**TASK GOAL**
Reproduce every entry in the listing without alteration.

-- THE RECORDS start --

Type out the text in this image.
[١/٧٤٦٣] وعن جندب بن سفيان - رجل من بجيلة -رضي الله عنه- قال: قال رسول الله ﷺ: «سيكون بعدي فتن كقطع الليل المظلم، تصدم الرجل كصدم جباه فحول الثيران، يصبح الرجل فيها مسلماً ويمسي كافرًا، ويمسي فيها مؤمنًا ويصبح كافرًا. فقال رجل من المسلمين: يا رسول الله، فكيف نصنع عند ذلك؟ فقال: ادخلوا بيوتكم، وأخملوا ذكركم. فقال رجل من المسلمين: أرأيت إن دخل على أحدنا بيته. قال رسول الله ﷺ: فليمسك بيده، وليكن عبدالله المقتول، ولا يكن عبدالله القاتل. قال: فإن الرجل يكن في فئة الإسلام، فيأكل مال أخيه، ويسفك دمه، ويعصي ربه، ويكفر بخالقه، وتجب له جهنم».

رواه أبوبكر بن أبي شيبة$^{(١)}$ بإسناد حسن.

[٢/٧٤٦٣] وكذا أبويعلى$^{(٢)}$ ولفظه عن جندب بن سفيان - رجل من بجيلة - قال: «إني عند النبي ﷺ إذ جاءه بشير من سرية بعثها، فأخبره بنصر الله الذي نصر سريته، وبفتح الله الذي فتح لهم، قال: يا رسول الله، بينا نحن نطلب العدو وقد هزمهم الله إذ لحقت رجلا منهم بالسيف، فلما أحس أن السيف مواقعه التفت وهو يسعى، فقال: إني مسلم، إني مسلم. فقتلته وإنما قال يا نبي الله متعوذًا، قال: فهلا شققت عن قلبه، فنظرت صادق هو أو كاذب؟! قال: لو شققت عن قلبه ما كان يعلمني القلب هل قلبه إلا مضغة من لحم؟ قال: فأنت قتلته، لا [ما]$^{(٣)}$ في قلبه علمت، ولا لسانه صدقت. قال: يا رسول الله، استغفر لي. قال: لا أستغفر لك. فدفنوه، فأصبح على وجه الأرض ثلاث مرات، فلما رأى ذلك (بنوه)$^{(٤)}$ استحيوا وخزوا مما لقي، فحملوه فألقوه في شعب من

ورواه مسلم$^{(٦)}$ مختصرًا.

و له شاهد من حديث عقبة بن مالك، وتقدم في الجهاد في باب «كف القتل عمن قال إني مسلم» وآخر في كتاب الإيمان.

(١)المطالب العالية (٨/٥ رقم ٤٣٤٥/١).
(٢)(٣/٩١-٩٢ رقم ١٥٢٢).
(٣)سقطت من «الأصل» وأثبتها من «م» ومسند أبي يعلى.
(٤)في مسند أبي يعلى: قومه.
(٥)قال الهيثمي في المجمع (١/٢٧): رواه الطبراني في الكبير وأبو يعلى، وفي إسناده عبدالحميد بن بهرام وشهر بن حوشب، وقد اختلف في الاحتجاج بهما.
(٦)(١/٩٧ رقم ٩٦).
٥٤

-- THE RECORDS end --

**OUTPUT BELOW**
Type out the text in this image.
[١/٧٤٦٣] وعن جندب بن سفيان - رجل من بجيلة -رضي الله عنه- قال: قال رسول الله ﷺ: «سيكون بعدي فتن كقطع الليل المظلم، تصدم الرجل كصدم جباه فحول الثيران، يصبح الرجل فيها مسلماً ويمسي كافرًا، ويمسي فيها مؤمنًا ويصبح كافرًا. فقال رجل من المسلمين: يا رسول الله، فكيف نصنع عند ذلك؟ فقال: ادخلوا بيوتكم، وأخملوا ذكركم. فقال رجل من المسلمين: أرأيت إن دخل على أحدنا بيته. قال رسول الله ﷺ: فليمسك بيده، وليكن عبدالله المقتول، ولا يكن عبدالله القاتل. قال: فإن الرجل يكن في فئة الإسلام، فيأكل مال أخيه، ويسفك دمه، ويعصي ربه، ويكفر بخالقه، وتجب له جهنم».

رواه أبوبكر بن أبي شيبة$^{(١)}$ بإسناد حسن.

[٢/٧٤٦٣] وكذا أبويعلى$^{(٢)}$ ولفظه عن جندب بن سفيان - رجل من بجيلة - قال: «إني عند النبي ﷺ إذ جاءه بشير من سرية بعثها، فأخبره بنصر الله الذي نصر سريته، وبفتح الله الذي فتح لهم، قال: يا رسول الله، بينا نحن نطلب العدو وقد هزمهم الله إذ لحقت رجلا منهم بالسيف، فلما أحس أن السيف مواقعه التفت وهو يسعى، فقال: إني مسلم، إني مسلم. فقتلته وإنما قال يا نبي الله متعوذًا، قال: فهلا شققت عن قلبه، فنظرت صادق هو أو كاذب؟! قال: لو شققت عن قلبه ما كان يعلمني القلب هل قلبه إلا مضغة من لحم؟ قال: فأنت قتلته، لا [ما]$^{(٣)}$ في قلبه علمت، ولا لسانه صدقت. قال: يا رسول الله، استغفر لي. قال: لا أستغفر لك. فدفنوه، فأصبح على وجه الأرض ثلاث مرات، فلما رأى ذلك (بنوه)$^{(٤)}$ استحيوا وخزوا مما لقي، فحملوه فألقوه في شعب من

ورواه مسلم$^{(٦)}$ مختصرًا.

و له شاهد من حديث عقبة بن مالك، وتقدم في الجهاد في باب «كف القتل عمن قال إني مسلم» وآخر في كتاب الإيمان.

(١)المطالب العالية (٨/٥ رقم ٤٣٤٥/١).
(٢)(٣/٩١-٩٢ رقم ١٥٢٢).
(٣)سقطت من «الأصل» وأثبتها من «م» ومسند أبي يعلى.
(٤)في مسند أبي يعلى: قومه.
(٥)قال الهيثمي في المجمع (١/٢٧): رواه الطبراني في الكبير وأبو يعلى، وفي إسناده عبدالحميد بن بهرام وشهر بن حوشب، وقد اختلف في الاحتجاج بهما.
(٦)(١/٩٧ رقم ٩٦).
٥٤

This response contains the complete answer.